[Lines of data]

+++

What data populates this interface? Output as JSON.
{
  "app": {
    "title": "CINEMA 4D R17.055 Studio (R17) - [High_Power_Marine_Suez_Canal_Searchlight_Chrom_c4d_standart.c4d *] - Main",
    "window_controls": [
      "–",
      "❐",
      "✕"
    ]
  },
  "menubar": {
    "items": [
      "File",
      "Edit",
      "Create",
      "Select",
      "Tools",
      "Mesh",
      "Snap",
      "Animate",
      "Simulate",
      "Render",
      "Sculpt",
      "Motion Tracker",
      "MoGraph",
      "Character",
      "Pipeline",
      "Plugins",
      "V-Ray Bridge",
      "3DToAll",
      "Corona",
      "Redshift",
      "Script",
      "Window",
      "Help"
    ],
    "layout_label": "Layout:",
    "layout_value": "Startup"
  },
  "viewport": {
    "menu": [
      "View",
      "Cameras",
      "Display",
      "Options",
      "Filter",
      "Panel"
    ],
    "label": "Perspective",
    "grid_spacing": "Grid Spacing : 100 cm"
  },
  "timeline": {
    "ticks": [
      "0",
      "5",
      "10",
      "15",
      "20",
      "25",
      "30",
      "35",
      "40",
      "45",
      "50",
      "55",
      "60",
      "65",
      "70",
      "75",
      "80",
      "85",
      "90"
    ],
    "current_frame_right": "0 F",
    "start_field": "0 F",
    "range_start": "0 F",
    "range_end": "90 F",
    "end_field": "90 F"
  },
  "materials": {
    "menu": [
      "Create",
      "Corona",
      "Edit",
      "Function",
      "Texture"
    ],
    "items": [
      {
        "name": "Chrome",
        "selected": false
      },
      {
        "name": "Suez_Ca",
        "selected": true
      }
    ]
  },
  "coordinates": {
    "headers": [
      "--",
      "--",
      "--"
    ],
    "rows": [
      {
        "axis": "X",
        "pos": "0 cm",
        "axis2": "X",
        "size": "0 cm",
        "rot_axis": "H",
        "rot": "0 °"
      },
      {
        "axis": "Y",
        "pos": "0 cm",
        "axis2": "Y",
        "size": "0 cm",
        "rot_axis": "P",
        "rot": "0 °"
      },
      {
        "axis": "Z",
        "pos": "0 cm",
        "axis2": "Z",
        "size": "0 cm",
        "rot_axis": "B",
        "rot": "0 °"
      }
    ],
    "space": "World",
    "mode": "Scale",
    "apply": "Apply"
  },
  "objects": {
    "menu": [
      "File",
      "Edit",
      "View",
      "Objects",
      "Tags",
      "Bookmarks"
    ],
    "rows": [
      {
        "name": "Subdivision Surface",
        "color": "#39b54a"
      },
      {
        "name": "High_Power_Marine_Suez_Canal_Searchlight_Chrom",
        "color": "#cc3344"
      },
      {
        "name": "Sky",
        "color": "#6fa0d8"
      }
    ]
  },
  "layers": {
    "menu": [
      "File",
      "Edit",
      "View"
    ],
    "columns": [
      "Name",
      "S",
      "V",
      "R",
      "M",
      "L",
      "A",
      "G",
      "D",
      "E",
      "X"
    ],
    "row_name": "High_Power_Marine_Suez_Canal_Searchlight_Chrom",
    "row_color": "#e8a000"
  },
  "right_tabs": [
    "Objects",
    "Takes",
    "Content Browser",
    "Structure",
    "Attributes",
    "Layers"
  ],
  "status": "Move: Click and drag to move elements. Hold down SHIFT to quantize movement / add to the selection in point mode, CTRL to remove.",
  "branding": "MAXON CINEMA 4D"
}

+++

■ To do ■
Please restate the records in full, word for word.

■ Answer to the problem ■
What data populates this interface? Output as JSON.
{
  "app": {
    "title": "CINEMA 4D R17.055 Studio (R17) - [High_Power_Marine_Suez_Canal_Searchlight_Chrom_c4d_standart.c4d *] - Main",
    "window_controls": [
      "–",
      "❐",
      "✕"
    ]
  },
  "menubar": {
    "items": [
      "File",
      "Edit",
      "Create",
      "Select",
      "Tools",
      "Mesh",
      "Snap",
      "Animate",
      "Simulate",
      "Render",
      "Sculpt",
      "Motion Tracker",
      "MoGraph",
      "Character",
      "Pipeline",
      "Plugins",
      "V-Ray Bridge",
      "3DToAll",
      "Corona",
      "Redshift",
      "Script",
      "Window",
      "Help"
    ],
    "layout_label": "Layout:",
    "layout_value": "Startup"
  },
  "viewport": {
    "menu": [
      "View",
      "Cameras",
      "Display",
      "Options",
      "Filter",
      "Panel"
    ],
    "label": "Perspective",
    "grid_spacing": "Grid Spacing : 100 cm"
  },
  "timeline": {
    "ticks": [
      "0",
      "5",
      "10",
      "15",
      "20",
      "25",
      "30",
      "35",
      "40",
      "45",
      "50",
      "55",
      "60",
      "65",
      "70",
      "75",
      "80",
      "85",
      "90"
    ],
    "current_frame_right": "0 F",
    "start_field": "0 F",
    "range_start": "0 F",
    "range_end": "90 F",
    "end_field": "90 F"
  },
  "materials": {
    "menu": [
      "Create",
      "Corona",
      "Edit",
      "Function",
      "Texture"
    ],
    "items": [
      {
        "name": "Chrome",
        "selected": false
      },
      {
        "name": "Suez_Ca",
        "selected": true
      }
    ]
  },
  "coordinates": {
    "headers": [
      "--",
      "--",
      "--"
    ],
    "rows": [
      {
        "axis": "X",
        "pos": "0 cm",
        "axis2": "X",
        "size": "0 cm",
        "rot_axis": "H",
        "rot": "0 °"
      },
      {
        "axis": "Y",
        "pos": "0 cm",
        "axis2": "Y",
        "size": "0 cm",
        "rot_axis": "P",
        "rot": "0 °"
      },
      {
        "axis": "Z",
        "pos": "0 cm",
        "axis2": "Z",
        "size": "0 cm",
        "rot_axis": "B",
        "rot": "0 °"
      }
    ],
    "space": "World",
    "mode": "Scale",
    "apply": "Apply"
  },
  "objects": {
    "menu": [
      "File",
      "Edit",
      "View",
      "Objects",
      "Tags",
      "Bookmarks"
    ],
    "rows": [
      {
        "name": "Subdivision Surface",
        "color": "#39b54a"
      },
      {
        "name": "High_Power_Marine_Suez_Canal_Searchlight_Chrom",
        "color": "#cc3344"
      },
      {
        "name": "Sky",
        "color": "#6fa0d8"
      }
    ]
  },
  "layers": {
    "menu": [
      "File",
      "Edit",
      "View"
    ],
    "columns": [
      "Name",
      "S",
      "V",
      "R",
      "M",
      "L",
      "A",
      "G",
      "D",
      "E",
      "X"
    ],
    "row_name": "High_Power_Marine_Suez_Canal_Searchlight_Chrom",
    "row_color": "#e8a000"
  },
  "right_tabs": [
    "Objects",
    "Takes",
    "Content Browser",
    "Structure",
    "Attributes",
    "Layers"
  ],
  "status": "Move: Click and drag to move elements. Hold down SHIFT to quantize movement / add to the selection in point mode, CTRL to remove.",
  "branding": "MAXON CINEMA 4D"
}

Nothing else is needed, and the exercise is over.